◆ **TASK OBJECTIVE**:
Your task is to retype each line of the data below exactly.

◆ **INFORMATION SUPPLIED**:
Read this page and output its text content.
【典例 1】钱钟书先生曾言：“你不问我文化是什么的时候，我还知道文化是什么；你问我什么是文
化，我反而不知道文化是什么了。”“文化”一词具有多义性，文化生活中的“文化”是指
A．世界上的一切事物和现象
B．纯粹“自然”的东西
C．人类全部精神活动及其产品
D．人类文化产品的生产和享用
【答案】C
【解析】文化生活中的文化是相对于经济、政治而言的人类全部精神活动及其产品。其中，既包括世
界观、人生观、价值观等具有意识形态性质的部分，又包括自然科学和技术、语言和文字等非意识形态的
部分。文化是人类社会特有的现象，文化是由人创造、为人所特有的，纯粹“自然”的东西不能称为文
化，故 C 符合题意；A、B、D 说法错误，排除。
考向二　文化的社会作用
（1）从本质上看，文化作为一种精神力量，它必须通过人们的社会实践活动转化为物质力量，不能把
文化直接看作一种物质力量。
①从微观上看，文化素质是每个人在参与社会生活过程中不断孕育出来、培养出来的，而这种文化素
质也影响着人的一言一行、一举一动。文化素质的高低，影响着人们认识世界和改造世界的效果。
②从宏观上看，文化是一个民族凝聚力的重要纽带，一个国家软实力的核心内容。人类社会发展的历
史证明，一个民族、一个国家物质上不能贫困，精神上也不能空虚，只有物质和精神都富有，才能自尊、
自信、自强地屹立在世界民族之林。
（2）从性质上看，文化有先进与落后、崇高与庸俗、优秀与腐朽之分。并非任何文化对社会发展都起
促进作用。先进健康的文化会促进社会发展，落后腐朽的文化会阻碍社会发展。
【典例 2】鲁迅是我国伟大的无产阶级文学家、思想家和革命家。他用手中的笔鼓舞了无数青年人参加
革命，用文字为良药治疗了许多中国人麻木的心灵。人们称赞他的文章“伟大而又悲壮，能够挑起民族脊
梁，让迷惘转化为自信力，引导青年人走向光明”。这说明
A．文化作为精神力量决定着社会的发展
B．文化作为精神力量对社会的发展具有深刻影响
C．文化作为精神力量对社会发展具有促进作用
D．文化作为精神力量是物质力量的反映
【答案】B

◆ **SOLUTION BELOW**:
Read this page and output its text content.
【典例 1】钱钟书先生曾言：“你不问我文化是什么的时候，我还知道文化是什么；你问我什么是文
化，我反而不知道文化是什么了。”“文化”一词具有多义性，文化生活中的“文化”是指
A．世界上的一切事物和现象
B．纯粹“自然”的东西
C．人类全部精神活动及其产品
D．人类文化产品的生产和享用
【答案】C
【解析】文化生活中的文化是相对于经济、政治而言的人类全部精神活动及其产品。其中，既包括世
界观、人生观、价值观等具有意识形态性质的部分，又包括自然科学和技术、语言和文字等非意识形态的
部分。文化是人类社会特有的现象，文化是由人创造、为人所特有的，纯粹“自然”的东西不能称为文
化，故 C 符合题意；A、B、D 说法错误，排除。
考向二　文化的社会作用
（1）从本质上看，文化作为一种精神力量，它必须通过人们的社会实践活动转化为物质力量，不能把
文化直接看作一种物质力量。
①从微观上看，文化素质是每个人在参与社会生活过程中不断孕育出来、培养出来的，而这种文化素
质也影响着人的一言一行、一举一动。文化素质的高低，影响着人们认识世界和改造世界的效果。
②从宏观上看，文化是一个民族凝聚力的重要纽带，一个国家软实力的核心内容。人类社会发展的历
史证明，一个民族、一个国家物质上不能贫困，精神上也不能空虚，只有物质和精神都富有，才能自尊、
自信、自强地屹立在世界民族之林。
（2）从性质上看，文化有先进与落后、崇高与庸俗、优秀与腐朽之分。并非任何文化对社会发展都起
促进作用。先进健康的文化会促进社会发展，落后腐朽的文化会阻碍社会发展。
【典例 2】鲁迅是我国伟大的无产阶级文学家、思想家和革命家。他用手中的笔鼓舞了无数青年人参加
革命，用文字为良药治疗了许多中国人麻木的心灵。人们称赞他的文章“伟大而又悲壮，能够挑起民族脊
梁，让迷惘转化为自信力，引导青年人走向光明”。这说明
A．文化作为精神力量决定着社会的发展
B．文化作为精神力量对社会的发展具有深刻影响
C．文化作为精神力量对社会发展具有促进作用
D．文化作为精神力量是物质力量的反映
【答案】B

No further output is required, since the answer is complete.